* **WHAT TO WORK ON**
Repeat every record below exactly as it appears.

* **Records from a collection of figures**
--- Start ---

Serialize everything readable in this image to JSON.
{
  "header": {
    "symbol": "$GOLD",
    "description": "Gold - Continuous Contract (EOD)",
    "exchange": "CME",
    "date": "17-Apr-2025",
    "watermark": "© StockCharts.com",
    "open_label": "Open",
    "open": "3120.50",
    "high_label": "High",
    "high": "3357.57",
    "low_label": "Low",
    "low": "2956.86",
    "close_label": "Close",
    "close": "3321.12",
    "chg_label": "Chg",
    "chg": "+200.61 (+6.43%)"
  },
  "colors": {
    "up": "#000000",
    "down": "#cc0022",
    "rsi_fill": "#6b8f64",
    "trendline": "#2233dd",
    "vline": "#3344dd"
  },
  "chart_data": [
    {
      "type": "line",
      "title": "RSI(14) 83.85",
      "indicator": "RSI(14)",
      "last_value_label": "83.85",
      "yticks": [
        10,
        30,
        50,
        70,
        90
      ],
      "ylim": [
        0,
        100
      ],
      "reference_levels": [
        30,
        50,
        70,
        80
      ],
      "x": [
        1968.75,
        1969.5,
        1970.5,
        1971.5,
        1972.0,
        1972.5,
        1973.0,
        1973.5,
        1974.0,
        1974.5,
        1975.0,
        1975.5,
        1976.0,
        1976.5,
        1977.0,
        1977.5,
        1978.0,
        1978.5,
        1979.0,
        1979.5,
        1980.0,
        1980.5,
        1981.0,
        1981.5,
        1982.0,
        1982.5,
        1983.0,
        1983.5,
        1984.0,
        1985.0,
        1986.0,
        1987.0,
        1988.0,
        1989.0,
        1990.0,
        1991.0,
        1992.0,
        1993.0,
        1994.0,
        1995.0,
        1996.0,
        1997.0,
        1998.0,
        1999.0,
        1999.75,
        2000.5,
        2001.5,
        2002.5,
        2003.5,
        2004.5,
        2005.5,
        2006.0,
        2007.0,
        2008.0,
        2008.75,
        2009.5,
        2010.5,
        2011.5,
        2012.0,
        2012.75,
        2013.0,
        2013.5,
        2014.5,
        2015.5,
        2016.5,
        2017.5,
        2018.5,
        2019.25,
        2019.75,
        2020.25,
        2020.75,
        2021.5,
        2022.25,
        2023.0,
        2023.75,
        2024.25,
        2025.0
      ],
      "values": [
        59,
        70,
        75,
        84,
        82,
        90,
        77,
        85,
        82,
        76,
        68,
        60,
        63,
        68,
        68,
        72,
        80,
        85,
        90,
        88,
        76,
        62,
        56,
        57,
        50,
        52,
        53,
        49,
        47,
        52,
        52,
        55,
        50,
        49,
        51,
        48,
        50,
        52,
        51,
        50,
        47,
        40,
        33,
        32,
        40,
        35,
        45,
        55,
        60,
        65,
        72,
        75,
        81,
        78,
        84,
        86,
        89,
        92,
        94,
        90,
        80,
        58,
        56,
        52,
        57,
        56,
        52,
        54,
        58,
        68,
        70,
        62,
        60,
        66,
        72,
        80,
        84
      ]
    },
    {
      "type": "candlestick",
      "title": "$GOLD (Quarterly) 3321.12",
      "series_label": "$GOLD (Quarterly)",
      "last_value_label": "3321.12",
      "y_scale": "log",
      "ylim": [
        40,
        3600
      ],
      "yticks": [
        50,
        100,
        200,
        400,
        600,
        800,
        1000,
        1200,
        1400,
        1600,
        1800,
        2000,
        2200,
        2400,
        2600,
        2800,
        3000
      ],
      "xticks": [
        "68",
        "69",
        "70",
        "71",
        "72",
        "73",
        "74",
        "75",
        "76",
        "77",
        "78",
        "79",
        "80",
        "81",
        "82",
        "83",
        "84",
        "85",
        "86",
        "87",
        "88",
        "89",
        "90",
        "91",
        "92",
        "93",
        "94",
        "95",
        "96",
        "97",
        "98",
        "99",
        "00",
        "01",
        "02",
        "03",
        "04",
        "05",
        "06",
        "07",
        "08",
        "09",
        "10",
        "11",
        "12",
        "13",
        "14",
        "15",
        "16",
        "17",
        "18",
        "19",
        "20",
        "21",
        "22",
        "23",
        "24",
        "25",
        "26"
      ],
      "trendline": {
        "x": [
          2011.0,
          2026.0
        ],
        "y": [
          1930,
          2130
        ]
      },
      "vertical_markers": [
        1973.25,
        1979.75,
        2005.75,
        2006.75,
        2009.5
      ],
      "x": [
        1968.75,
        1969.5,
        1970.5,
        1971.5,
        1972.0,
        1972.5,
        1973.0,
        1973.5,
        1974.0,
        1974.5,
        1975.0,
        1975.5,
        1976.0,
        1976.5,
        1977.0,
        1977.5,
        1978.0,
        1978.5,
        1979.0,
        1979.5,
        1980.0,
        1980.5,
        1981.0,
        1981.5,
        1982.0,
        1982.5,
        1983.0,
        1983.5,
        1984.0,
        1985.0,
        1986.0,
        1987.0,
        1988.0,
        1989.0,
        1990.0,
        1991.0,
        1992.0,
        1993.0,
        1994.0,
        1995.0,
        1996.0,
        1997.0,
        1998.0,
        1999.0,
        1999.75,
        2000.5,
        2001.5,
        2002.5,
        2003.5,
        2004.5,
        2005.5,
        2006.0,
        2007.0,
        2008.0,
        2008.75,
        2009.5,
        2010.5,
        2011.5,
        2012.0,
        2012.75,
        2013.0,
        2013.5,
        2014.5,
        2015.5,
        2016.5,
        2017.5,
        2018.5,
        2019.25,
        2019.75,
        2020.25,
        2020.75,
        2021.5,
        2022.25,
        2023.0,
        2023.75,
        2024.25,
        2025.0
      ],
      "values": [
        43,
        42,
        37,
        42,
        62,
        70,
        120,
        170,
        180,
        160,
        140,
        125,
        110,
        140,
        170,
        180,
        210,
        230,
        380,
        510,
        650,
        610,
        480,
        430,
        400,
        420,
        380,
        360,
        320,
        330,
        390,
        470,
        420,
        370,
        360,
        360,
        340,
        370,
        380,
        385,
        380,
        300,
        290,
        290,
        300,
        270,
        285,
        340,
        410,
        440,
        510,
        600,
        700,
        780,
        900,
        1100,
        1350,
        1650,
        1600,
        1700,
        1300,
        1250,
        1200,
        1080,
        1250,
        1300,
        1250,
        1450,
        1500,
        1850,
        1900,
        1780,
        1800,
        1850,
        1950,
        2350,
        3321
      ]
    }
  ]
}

--- End ---

* **COMPLETE OUTPUT**
Serialize everything readable in this image to JSON.
{
  "header": {
    "symbol": "$GOLD",
    "description": "Gold - Continuous Contract (EOD)",
    "exchange": "CME",
    "date": "17-Apr-2025",
    "watermark": "© StockCharts.com",
    "open_label": "Open",
    "open": "3120.50",
    "high_label": "High",
    "high": "3357.57",
    "low_label": "Low",
    "low": "2956.86",
    "close_label": "Close",
    "close": "3321.12",
    "chg_label": "Chg",
    "chg": "+200.61 (+6.43%)"
  },
  "colors": {
    "up": "#000000",
    "down": "#cc0022",
    "rsi_fill": "#6b8f64",
    "trendline": "#2233dd",
    "vline": "#3344dd"
  },
  "chart_data": [
    {
      "type": "line",
      "title": "RSI(14) 83.85",
      "indicator": "RSI(14)",
      "last_value_label": "83.85",
      "yticks": [
        10,
        30,
        50,
        70,
        90
      ],
      "ylim": [
        0,
        100
      ],
      "reference_levels": [
        30,
        50,
        70,
        80
      ],
      "x": [
        1968.75,
        1969.5,
        1970.5,
        1971.5,
        1972.0,
        1972.5,
        1973.0,
        1973.5,
        1974.0,
        1974.5,
        1975.0,
        1975.5,
        1976.0,
        1976.5,
        1977.0,
        1977.5,
        1978.0,
        1978.5,
        1979.0,
        1979.5,
        1980.0,
        1980.5,
        1981.0,
        1981.5,
        1982.0,
        1982.5,
        1983.0,
        1983.5,
        1984.0,
        1985.0,
        1986.0,
        1987.0,
        1988.0,
        1989.0,
        1990.0,
        1991.0,
        1992.0,
        1993.0,
        1994.0,
        1995.0,
        1996.0,
        1997.0,
        1998.0,
        1999.0,
        1999.75,
        2000.5,
        2001.5,
        2002.5,
        2003.5,
        2004.5,
        2005.5,
        2006.0,
        2007.0,
        2008.0,
        2008.75,
        2009.5,
        2010.5,
        2011.5,
        2012.0,
        2012.75,
        2013.0,
        2013.5,
        2014.5,
        2015.5,
        2016.5,
        2017.5,
        2018.5,
        2019.25,
        2019.75,
        2020.25,
        2020.75,
        2021.5,
        2022.25,
        2023.0,
        2023.75,
        2024.25,
        2025.0
      ],
      "values": [
        59,
        70,
        75,
        84,
        82,
        90,
        77,
        85,
        82,
        76,
        68,
        60,
        63,
        68,
        68,
        72,
        80,
        85,
        90,
        88,
        76,
        62,
        56,
        57,
        50,
        52,
        53,
        49,
        47,
        52,
        52,
        55,
        50,
        49,
        51,
        48,
        50,
        52,
        51,
        50,
        47,
        40,
        33,
        32,
        40,
        35,
        45,
        55,
        60,
        65,
        72,
        75,
        81,
        78,
        84,
        86,
        89,
        92,
        94,
        90,
        80,
        58,
        56,
        52,
        57,
        56,
        52,
        54,
        58,
        68,
        70,
        62,
        60,
        66,
        72,
        80,
        84
      ]
    },
    {
      "type": "candlestick",
      "title": "$GOLD (Quarterly) 3321.12",
      "series_label": "$GOLD (Quarterly)",
      "last_value_label": "3321.12",
      "y_scale": "log",
      "ylim": [
        40,
        3600
      ],
      "yticks": [
        50,
        100,
        200,
        400,
        600,
        800,
        1000,
        1200,
        1400,
        1600,
        1800,
        2000,
        2200,
        2400,
        2600,
        2800,
        3000
      ],
      "xticks": [
        "68",
        "69",
        "70",
        "71",
        "72",
        "73",
        "74",
        "75",
        "76",
        "77",
        "78",
        "79",
        "80",
        "81",
        "82",
        "83",
        "84",
        "85",
        "86",
        "87",
        "88",
        "89",
        "90",
        "91",
        "92",
        "93",
        "94",
        "95",
        "96",
        "97",
        "98",
        "99",
        "00",
        "01",
        "02",
        "03",
        "04",
        "05",
        "06",
        "07",
        "08",
        "09",
        "10",
        "11",
        "12",
        "13",
        "14",
        "15",
        "16",
        "17",
        "18",
        "19",
        "20",
        "21",
        "22",
        "23",
        "24",
        "25",
        "26"
      ],
      "trendline": {
        "x": [
          2011.0,
          2026.0
        ],
        "y": [
          1930,
          2130
        ]
      },
      "vertical_markers": [
        1973.25,
        1979.75,
        2005.75,
        2006.75,
        2009.5
      ],
      "x": [
        1968.75,
        1969.5,
        1970.5,
        1971.5,
        1972.0,
        1972.5,
        1973.0,
        1973.5,
        1974.0,
        1974.5,
        1975.0,
        1975.5,
        1976.0,
        1976.5,
        1977.0,
        1977.5,
        1978.0,
        1978.5,
        1979.0,
        1979.5,
        1980.0,
        1980.5,
        1981.0,
        1981.5,
        1982.0,
        1982.5,
        1983.0,
        1983.5,
        1984.0,
        1985.0,
        1986.0,
        1987.0,
        1988.0,
        1989.0,
        1990.0,
        1991.0,
        1992.0,
        1993.0,
        1994.0,
        1995.0,
        1996.0,
        1997.0,
        1998.0,
        1999.0,
        1999.75,
        2000.5,
        2001.5,
        2002.5,
        2003.5,
        2004.5,
        2005.5,
        2006.0,
        2007.0,
        2008.0,
        2008.75,
        2009.5,
        2010.5,
        2011.5,
        2012.0,
        2012.75,
        2013.0,
        2013.5,
        2014.5,
        2015.5,
        2016.5,
        2017.5,
        2018.5,
        2019.25,
        2019.75,
        2020.25,
        2020.75,
        2021.5,
        2022.25,
        2023.0,
        2023.75,
        2024.25,
        2025.0
      ],
      "values": [
        43,
        42,
        37,
        42,
        62,
        70,
        120,
        170,
        180,
        160,
        140,
        125,
        110,
        140,
        170,
        180,
        210,
        230,
        380,
        510,
        650,
        610,
        480,
        430,
        400,
        420,
        380,
        360,
        320,
        330,
        390,
        470,
        420,
        370,
        360,
        360,
        340,
        370,
        380,
        385,
        380,
        300,
        290,
        290,
        300,
        270,
        285,
        340,
        410,
        440,
        510,
        600,
        700,
        780,
        900,
        1100,
        1350,
        1650,
        1600,
        1700,
        1300,
        1250,
        1200,
        1080,
        1250,
        1300,
        1250,
        1450,
        1500,
        1850,
        1900,
        1780,
        1800,
        1850,
        1950,
        2350,
        3321
      ]
    }
  ]
}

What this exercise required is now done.